The request:
From the listing below, tally the lines that include "nebo". Return only the total.

## begin Data provided

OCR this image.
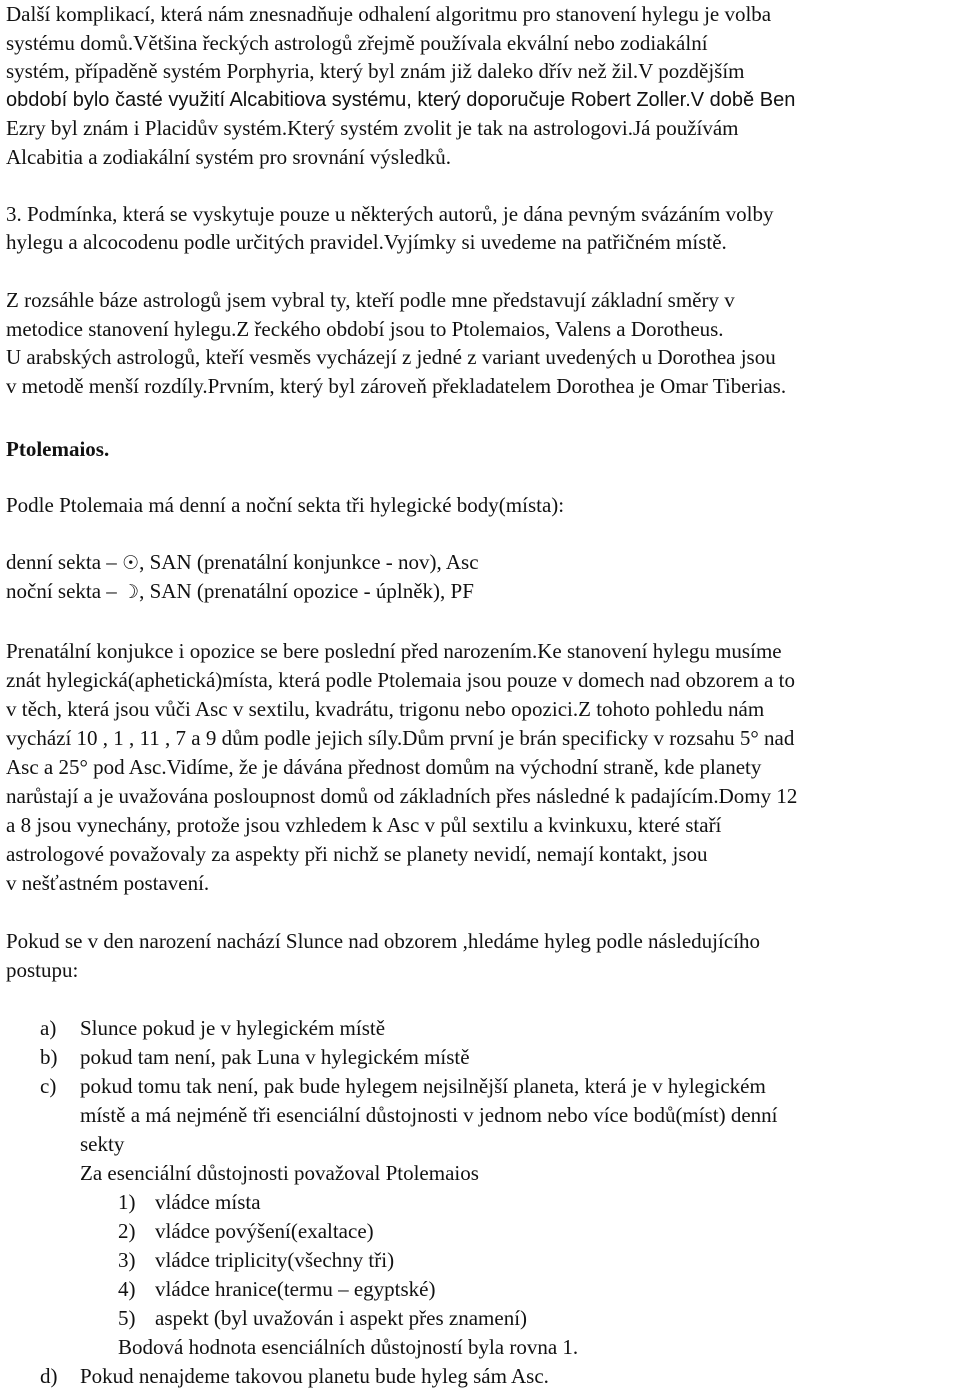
Další komplikací, která nám znesnadňuje odhalení algoritmu pro stanovení hylegu je volba
systému domů.Většina řeckých astrologů zřejmě používala ekvální nebo zodiakální
systém, případěně systém Porphyria, který byl znám již daleko dřív než žil.V pozdějším
období bylo časté využití Alcabitiova systému, který doporučuje Robert Zoller.V době Ben
Ezry byl znám i Placidův systém.Který systém zvolit je tak na astrologovi.Já používám
Alcabitia a zodiakální systém pro srovnání výsledků.
3. Podmínka, která se vyskytuje pouze u některých autorů, je dána pevným svázáním volby
hylegu a alcocodenu podle určitých pravidel.Vyjímky si uvedeme na patřičném místě.
Z rozsáhle báze astrologů jsem vybral ty, kteří podle mne představují základní směry v
metodice stanovení hylegu.Z řeckého období jsou to Ptolemaios, Valens a Dorotheus.
U arabských astrologů, kteří vesměs vycházejí z jedné z variant uvedených u Dorothea jsou
v metodě menší rozdíly.Prvním, který byl zároveň překladatelem Dorothea je Omar Tiberias.
Ptolemaios.
Podle Ptolemaia má denní a noční sekta tři hylegické body(místa):
denní sekta – ☉, SAN (prenatální konjunkce - nov), Asc
noční sekta – ☽, SAN (prenatální opozice - úplněk), PF
Prenatální konjukce i opozice se bere poslední před narozením.Ke stanovení hylegu musíme
znát hylegická(aphetická)místa, která podle Ptolemaia jsou pouze v domech nad obzorem a to
v těch, která jsou vůči Asc v sextilu, kvadrátu, trigonu nebo opozici.Z tohoto pohledu nám
vychází 10 , 1 , 11 , 7 a 9 dům podle jejich síly.Dům první je brán specificky v rozsahu 5° nad
Asc a 25° pod Asc.Vidíme, že je dávána přednost domům na východní straně, kde planety
narůstají a je uvažována posloupnost domů od základních přes následné k padajícím.Domy 12
a 8 jsou vynechány, protože jsou vzhledem k Asc v půl sextilu a kvinkuxu, které staří
astrologové považovaly za aspekty při nichž se planety nevidí, nemají kontakt, jsou
v nešťastném postavení.
Pokud se v den narození nachází Slunce nad obzorem ,hledáme hyleg podle následujícího
postupu:
a) Slunce pokud je v hylegickém místě
b) pokud tam není, pak Luna v hylegickém místě
c) pokud tomu tak není, pak bude hylegem nejsilnější planeta, která je v hylegickém
místě a má nejméně tři esenciální důstojnosti v jednom nebo více bodů(míst) denní
sekty
Za esenciální důstojnosti považoval Ptolemaios
1) vládce místa
2) vládce povýšení(exaltace)
3) vládce triplicity(všechny tři)
4) vládce hranice(termu – egyptské)
5) aspekt (byl uvažován i aspekt přes znamení)
Bodová hodnota esenciálních důstojností byla rovna 1.
d) Pokud nenajdeme takovou planetu bude hyleg sám Asc.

## end Data provided

Result below:
3